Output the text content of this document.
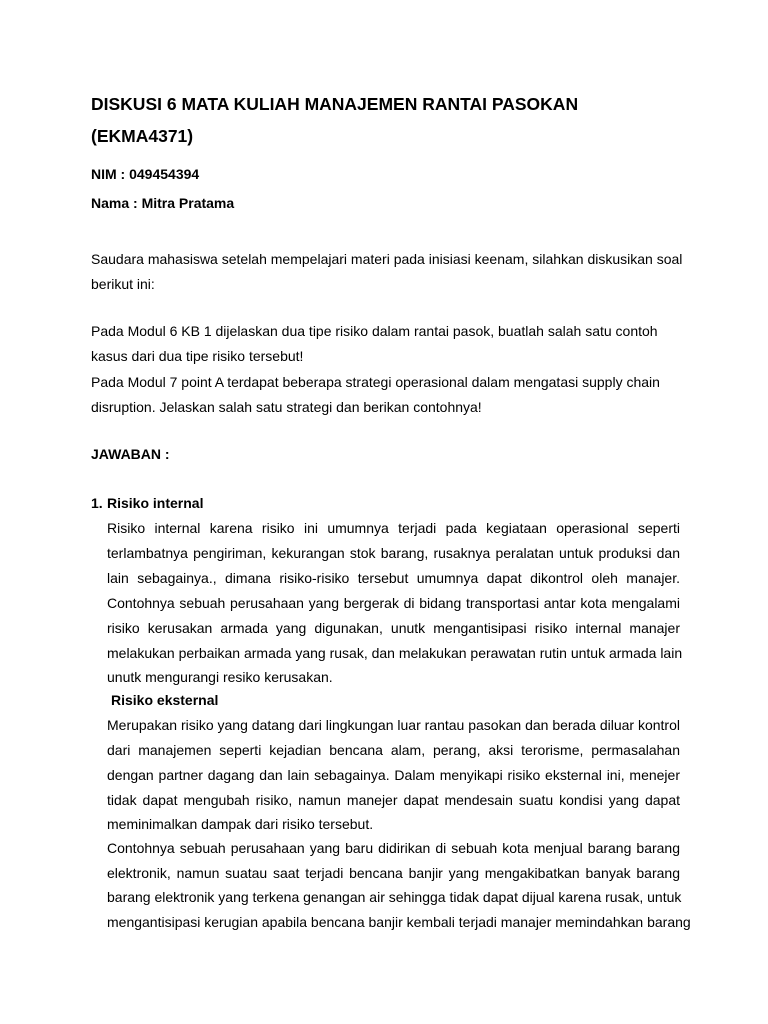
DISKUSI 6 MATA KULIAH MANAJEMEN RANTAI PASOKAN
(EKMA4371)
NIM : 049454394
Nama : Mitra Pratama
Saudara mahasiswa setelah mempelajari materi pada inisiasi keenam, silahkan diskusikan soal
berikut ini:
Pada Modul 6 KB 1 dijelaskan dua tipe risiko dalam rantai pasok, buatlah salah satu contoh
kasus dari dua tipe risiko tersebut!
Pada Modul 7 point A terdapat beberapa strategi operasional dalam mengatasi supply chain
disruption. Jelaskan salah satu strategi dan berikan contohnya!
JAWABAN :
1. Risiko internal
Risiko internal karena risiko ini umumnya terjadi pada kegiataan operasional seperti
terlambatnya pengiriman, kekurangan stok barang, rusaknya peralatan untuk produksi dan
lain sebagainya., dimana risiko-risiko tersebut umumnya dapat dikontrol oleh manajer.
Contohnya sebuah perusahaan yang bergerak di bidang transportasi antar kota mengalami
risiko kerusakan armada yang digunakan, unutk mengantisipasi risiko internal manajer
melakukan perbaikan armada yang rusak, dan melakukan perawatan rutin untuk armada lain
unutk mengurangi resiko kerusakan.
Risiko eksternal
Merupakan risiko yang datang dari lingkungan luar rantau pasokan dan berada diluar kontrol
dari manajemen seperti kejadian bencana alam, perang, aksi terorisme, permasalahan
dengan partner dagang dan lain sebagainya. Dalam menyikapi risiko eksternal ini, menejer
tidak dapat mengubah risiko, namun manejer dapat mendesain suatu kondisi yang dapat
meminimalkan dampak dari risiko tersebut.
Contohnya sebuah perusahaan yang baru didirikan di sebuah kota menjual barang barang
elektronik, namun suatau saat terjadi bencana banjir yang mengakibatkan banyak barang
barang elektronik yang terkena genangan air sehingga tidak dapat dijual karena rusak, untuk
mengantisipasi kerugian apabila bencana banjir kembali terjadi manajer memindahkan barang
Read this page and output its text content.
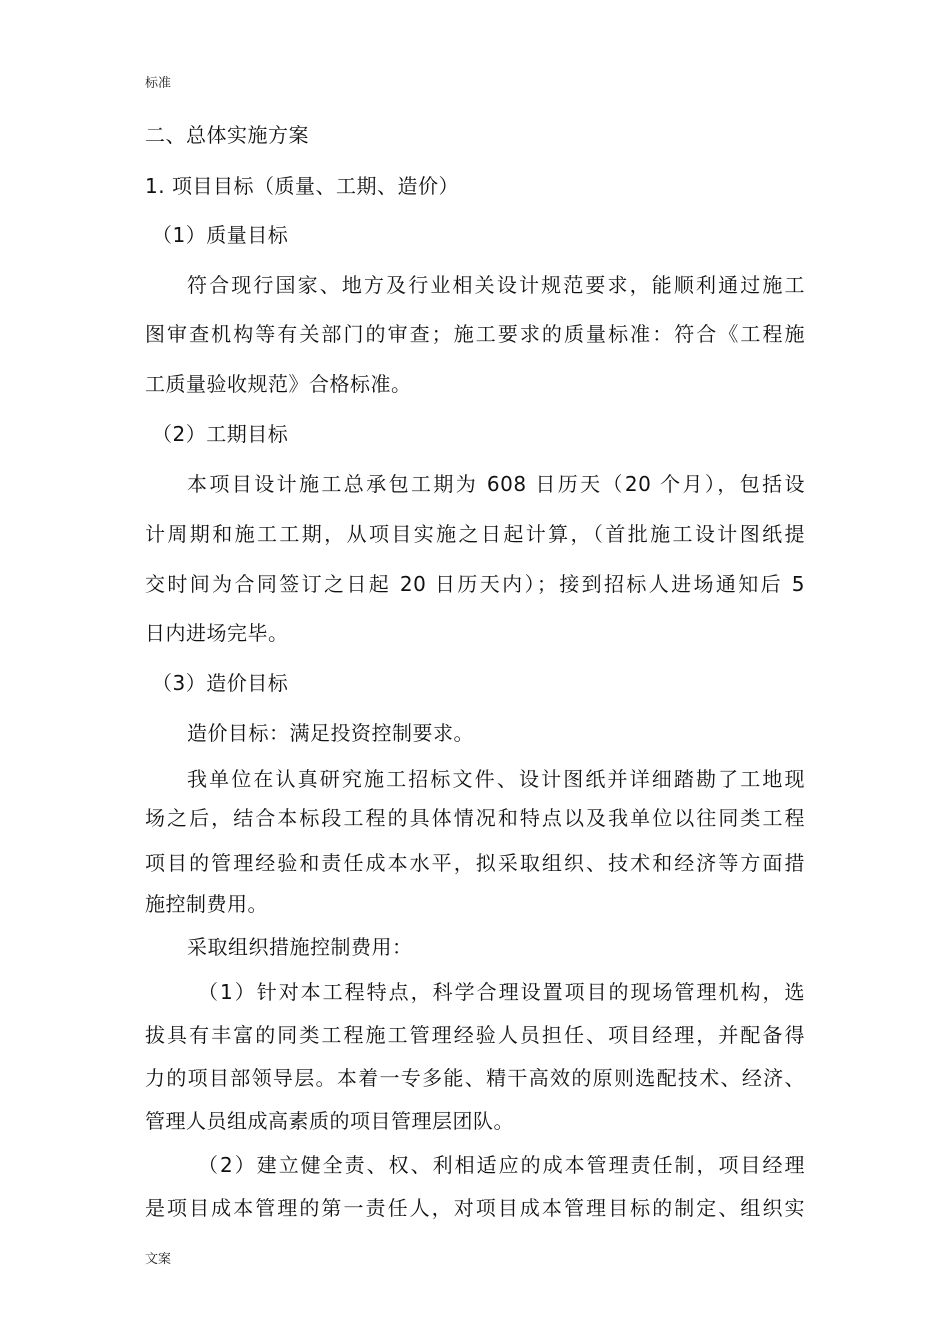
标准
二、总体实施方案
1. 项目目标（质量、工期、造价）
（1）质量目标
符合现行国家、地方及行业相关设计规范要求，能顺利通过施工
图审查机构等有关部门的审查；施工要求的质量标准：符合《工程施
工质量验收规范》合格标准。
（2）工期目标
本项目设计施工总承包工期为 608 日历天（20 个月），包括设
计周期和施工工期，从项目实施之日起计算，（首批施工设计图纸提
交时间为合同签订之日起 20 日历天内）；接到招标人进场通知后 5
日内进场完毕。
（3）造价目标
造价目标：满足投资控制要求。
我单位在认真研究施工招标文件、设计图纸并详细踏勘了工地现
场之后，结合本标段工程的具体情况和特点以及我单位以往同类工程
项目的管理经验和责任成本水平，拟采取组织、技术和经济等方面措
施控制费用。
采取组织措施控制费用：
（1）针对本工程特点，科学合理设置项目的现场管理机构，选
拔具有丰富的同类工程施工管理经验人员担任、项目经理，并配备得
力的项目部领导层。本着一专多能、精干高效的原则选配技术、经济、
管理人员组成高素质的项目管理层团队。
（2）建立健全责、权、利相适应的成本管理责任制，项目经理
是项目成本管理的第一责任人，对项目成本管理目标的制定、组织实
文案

+++++

The task
Identify the lines above that contain the word "tidak", then copy them.

Finished exercise
tidak dapat mengubah risiko, namun manejer dapat mendesain suatu kondisi yang dapat
barang elektronik yang terkena genangan air sehingga tidak dapat dijual karena rusak, untuk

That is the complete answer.